● Problem statement:
Reproduce every entry below precisely. Pictures are excluded from the copy.

(Saved data entries)
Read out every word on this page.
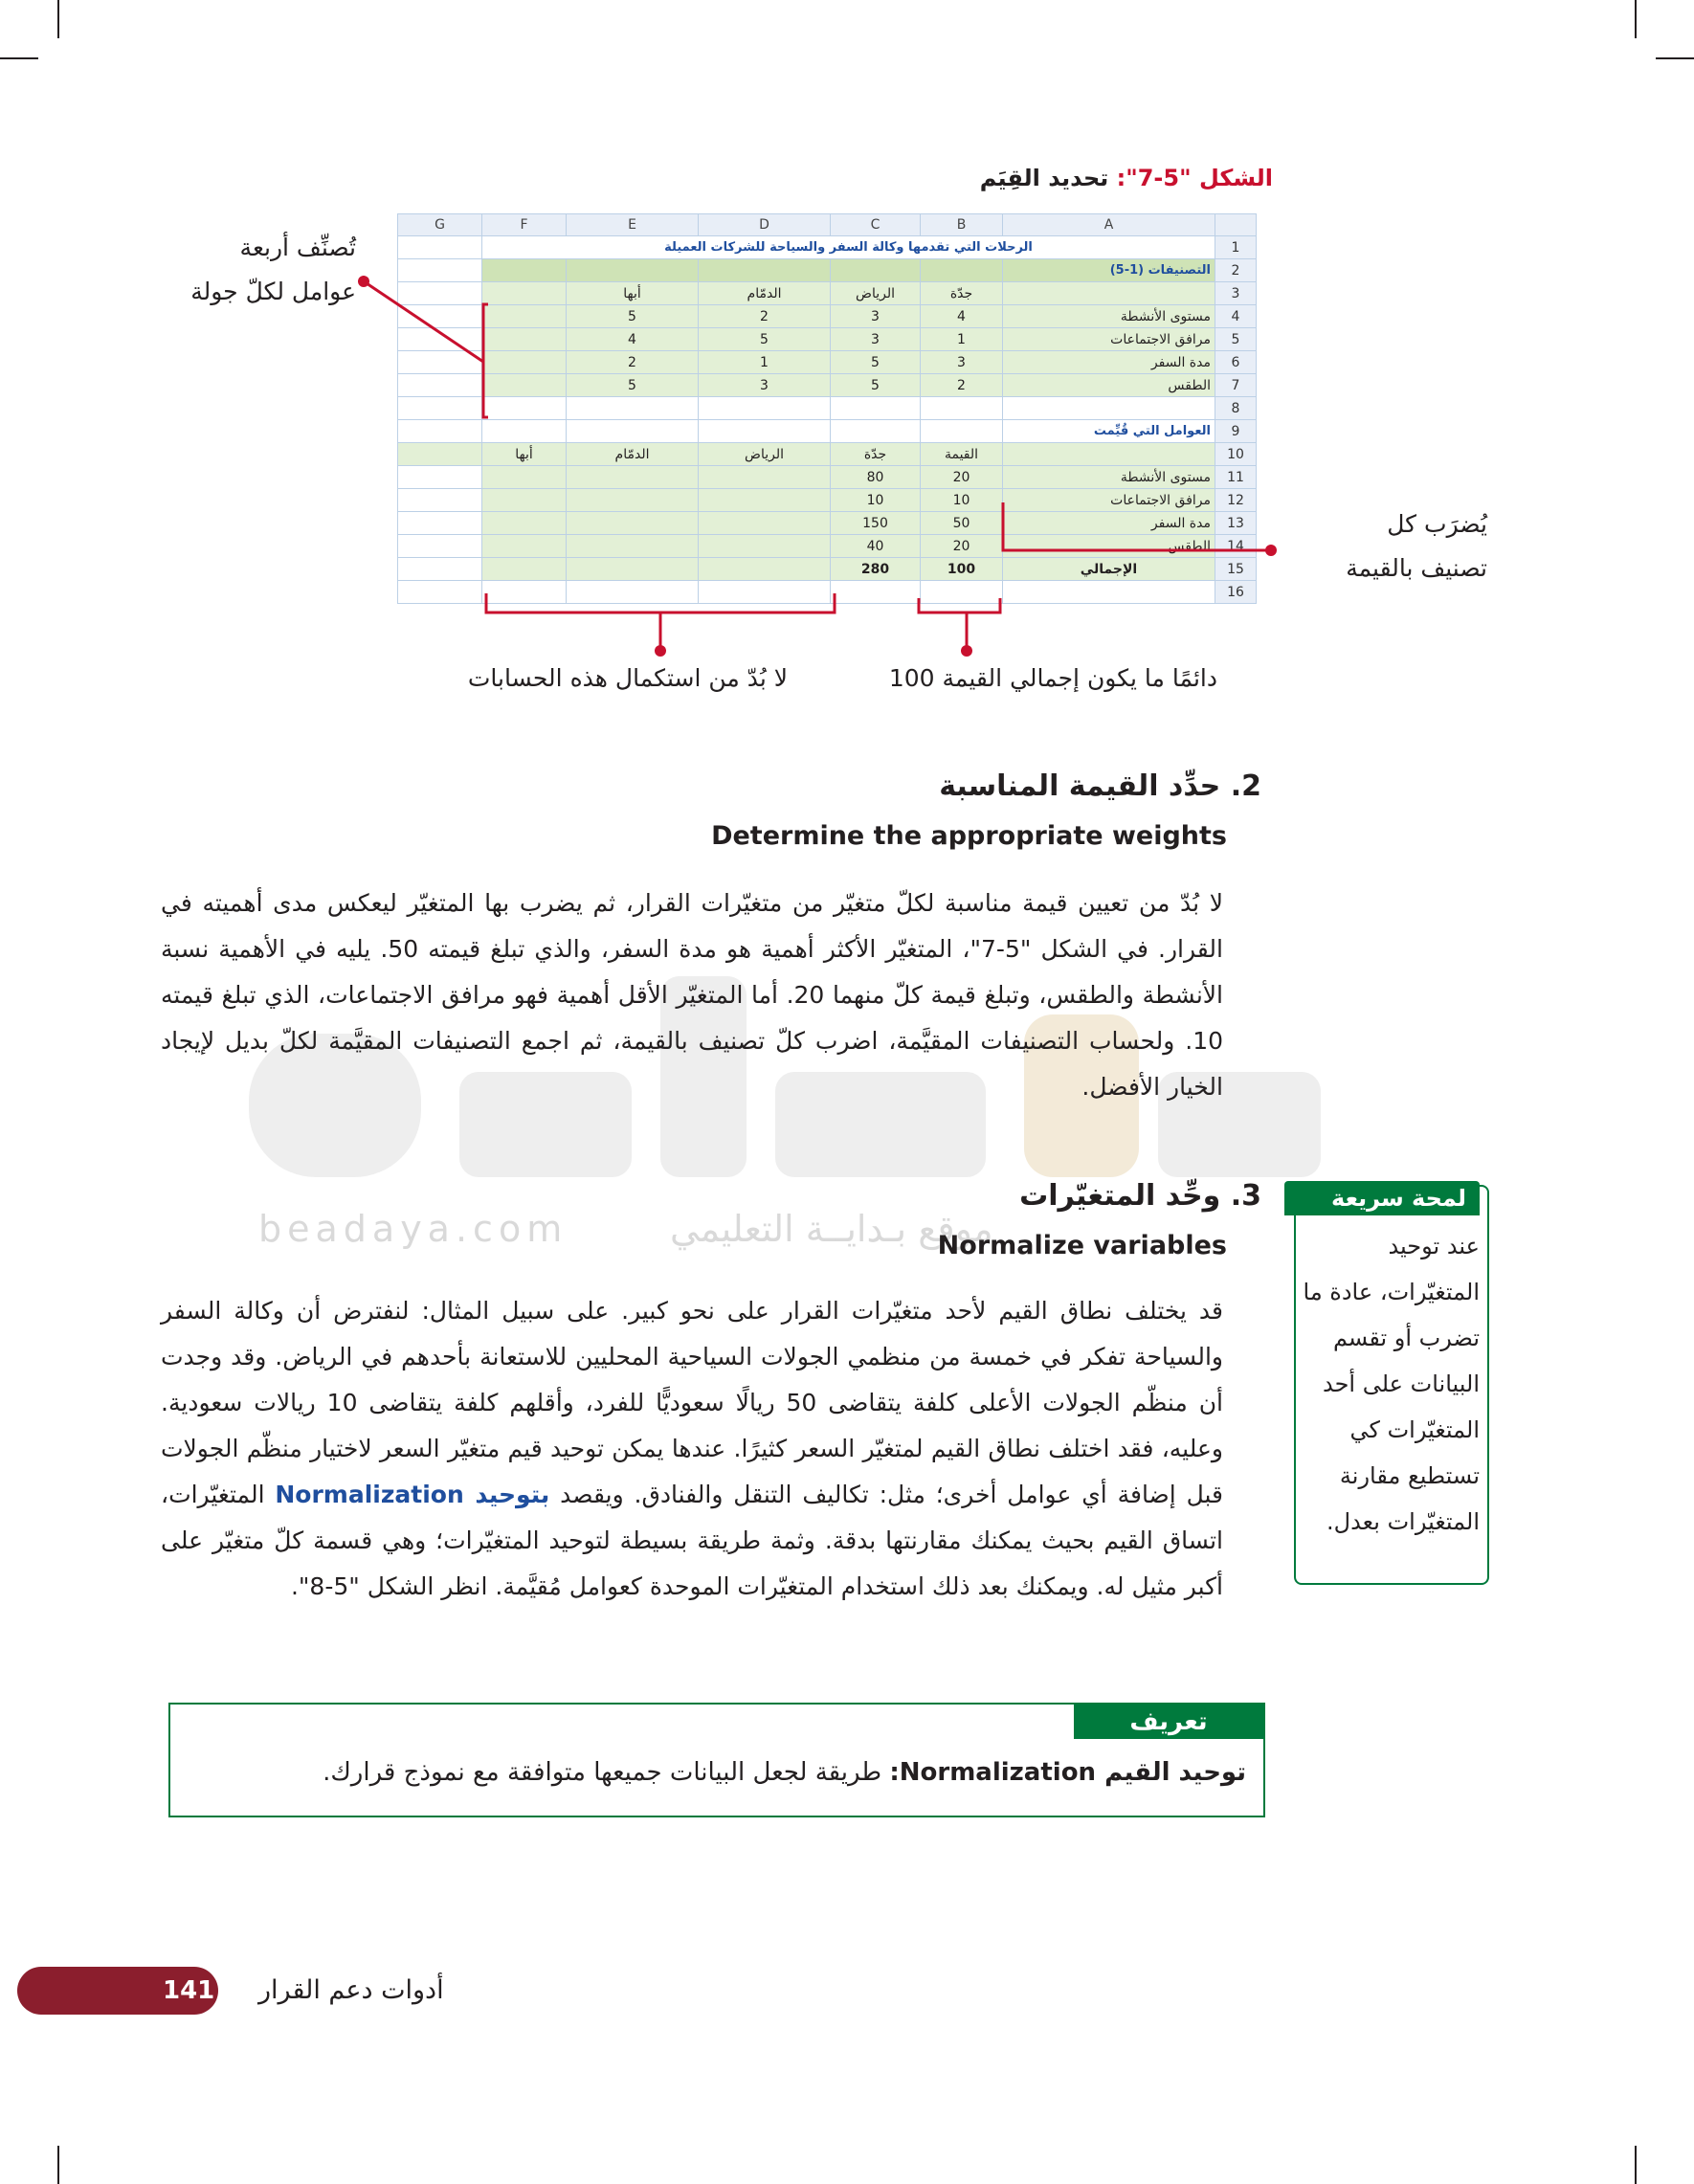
beadaya.com	موقع بـدايــة التعليمي
الشكل "5-7": تحديد القِيَم
G	F	E	D	C	B	A	
	الرحلات التي تقدمها وكالة السفر والسياحة للشركات العميلة						1
						التصنيفات (1-5)	2
		أبها	الدمّام	الرياض	جدّة		3
		5	2	3	4	مستوى الأنشطة	4
		4	5	3	1	مرافق الاجتماعات	5
		2	1	5	3	مدة السفر	6
		5	3	5	2	الطقس	7
							8
						العوامل التي قُيِّمت	9
	أبها	الدمّام	الرياض	جدّة	القيمة		10
				80	20	مستوى الأنشطة	11
				10	10	مرافق الاجتماعات	12
				150	50	مدة السفر	13
				40	20	الطقس	14
				280	100	الإجمالي	15
							16
تُصنِّف أربعة
عوامل لكلّ جولة
يُضرَب كل
تصنيف بالقيمة
لا بُدّ من استكمال هذه الحسابات	دائمًا ما يكون إجمالي القيمة 100
2. حدِّد القيمة المناسبة
Determine the appropriate weights
لا بُدّ من تعيين قيمة مناسبة لكلّ متغيّر من متغيّرات القرار، ثم يضرب بها المتغيّر ليعكس مدى أهميته في القرار. في الشكل "5-7"، المتغيّر الأكثر أهمية هو مدة السفر، والذي تبلغ قيمته 50. يليه في الأهمية نسبة الأنشطة والطقس، وتبلغ قيمة كلّ منهما 20. أما المتغيّر الأقل أهمية فهو مرافق الاجتماعات، الذي تبلغ قيمته 10. ولحساب التصنيفات المقيَّمة، اضرب كلّ تصنيف بالقيمة، ثم اجمع التصنيفات المقيَّمة لكلّ بديل لإيجاد الخيار الأفضل.
3. وحِّد المتغيّرات
Normalize variables
قد يختلف نطاق القيم لأحد متغيّرات القرار على نحو كبير. على سبيل المثال: لنفترض أن وكالة السفر والسياحة تفكر في خمسة من منظمي الجولات السياحية المحليين للاستعانة بأحدهم في الرياض. وقد وجدت أن منظّم الجولات الأعلى كلفة يتقاضى 50 ريالًا سعوديًّا للفرد، وأقلهم كلفة يتقاضى 10 ريالات سعودية. وعليه، فقد اختلف نطاق القيم لمتغيّر السعر كثيرًا. عندها يمكن توحيد قيم متغيّر السعر لاختيار منظّم الجولات قبل إضافة أي عوامل أخرى؛ مثل: تكاليف التنقل والفنادق. ويقصد بتوحيد Normalization المتغيّرات، اتساق القيم بحيث يمكنك مقارنتها بدقة. وثمة طريقة بسيطة لتوحيد المتغيّرات؛ وهي قسمة كلّ متغيّر على أكبر مثيل له. ويمكنك بعد ذلك استخدام المتغيّرات الموحدة كعوامل مُقيَّمة. انظر الشكل "5-8".
لمحة سريعة
عند توحيد المتغيّرات، عادة ما تضرب أو تقسم البيانات على أحد المتغيّرات كي تستطيع مقارنة المتغيّرات بعدل.
تعريف
توحيد القيم Normalization: طريقة لجعل البيانات جميعها متوافقة مع نموذج قرارك.
141 أدوات دعم القرار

● Final answer:
Read out every word on this page.
beadaya.com	موقع بـدايــة التعليمي
الشكل "5-7": تحديد القِيَم
G	F	E	D	C	B	A	
	الرحلات التي تقدمها وكالة السفر والسياحة للشركات العميلة						1
						التصنيفات (1-5)	2
		أبها	الدمّام	الرياض	جدّة		3
		5	2	3	4	مستوى الأنشطة	4
		4	5	3	1	مرافق الاجتماعات	5
		2	1	5	3	مدة السفر	6
		5	3	5	2	الطقس	7
							8
						العوامل التي قُيِّمت	9
	أبها	الدمّام	الرياض	جدّة	القيمة		10
				80	20	مستوى الأنشطة	11
				10	10	مرافق الاجتماعات	12
				150	50	مدة السفر	13
				40	20	الطقس	14
				280	100	الإجمالي	15
							16
تُصنِّف أربعة
عوامل لكلّ جولة
يُضرَب كل
تصنيف بالقيمة
لا بُدّ من استكمال هذه الحسابات	دائمًا ما يكون إجمالي القيمة 100
2. حدِّد القيمة المناسبة
Determine the appropriate weights
لا بُدّ من تعيين قيمة مناسبة لكلّ متغيّر من متغيّرات القرار، ثم يضرب بها المتغيّر ليعكس مدى أهميته في القرار. في الشكل "5-7"، المتغيّر الأكثر أهمية هو مدة السفر، والذي تبلغ قيمته 50. يليه في الأهمية نسبة الأنشطة والطقس، وتبلغ قيمة كلّ منهما 20. أما المتغيّر الأقل أهمية فهو مرافق الاجتماعات، الذي تبلغ قيمته 10. ولحساب التصنيفات المقيَّمة، اضرب كلّ تصنيف بالقيمة، ثم اجمع التصنيفات المقيَّمة لكلّ بديل لإيجاد الخيار الأفضل.
3. وحِّد المتغيّرات
Normalize variables
قد يختلف نطاق القيم لأحد متغيّرات القرار على نحو كبير. على سبيل المثال: لنفترض أن وكالة السفر والسياحة تفكر في خمسة من منظمي الجولات السياحية المحليين للاستعانة بأحدهم في الرياض. وقد وجدت أن منظّم الجولات الأعلى كلفة يتقاضى 50 ريالًا سعوديًّا للفرد، وأقلهم كلفة يتقاضى 10 ريالات سعودية. وعليه، فقد اختلف نطاق القيم لمتغيّر السعر كثيرًا. عندها يمكن توحيد قيم متغيّر السعر لاختيار منظّم الجولات قبل إضافة أي عوامل أخرى؛ مثل: تكاليف التنقل والفنادق. ويقصد بتوحيد Normalization المتغيّرات، اتساق القيم بحيث يمكنك مقارنتها بدقة. وثمة طريقة بسيطة لتوحيد المتغيّرات؛ وهي قسمة كلّ متغيّر على أكبر مثيل له. ويمكنك بعد ذلك استخدام المتغيّرات الموحدة كعوامل مُقيَّمة. انظر الشكل "5-8".
لمحة سريعة
عند توحيد المتغيّرات، عادة ما تضرب أو تقسم البيانات على أحد المتغيّرات كي تستطيع مقارنة المتغيّرات بعدل.
تعريف
توحيد القيم Normalization: طريقة لجعل البيانات جميعها متوافقة مع نموذج قرارك.
141 أدوات دعم القرار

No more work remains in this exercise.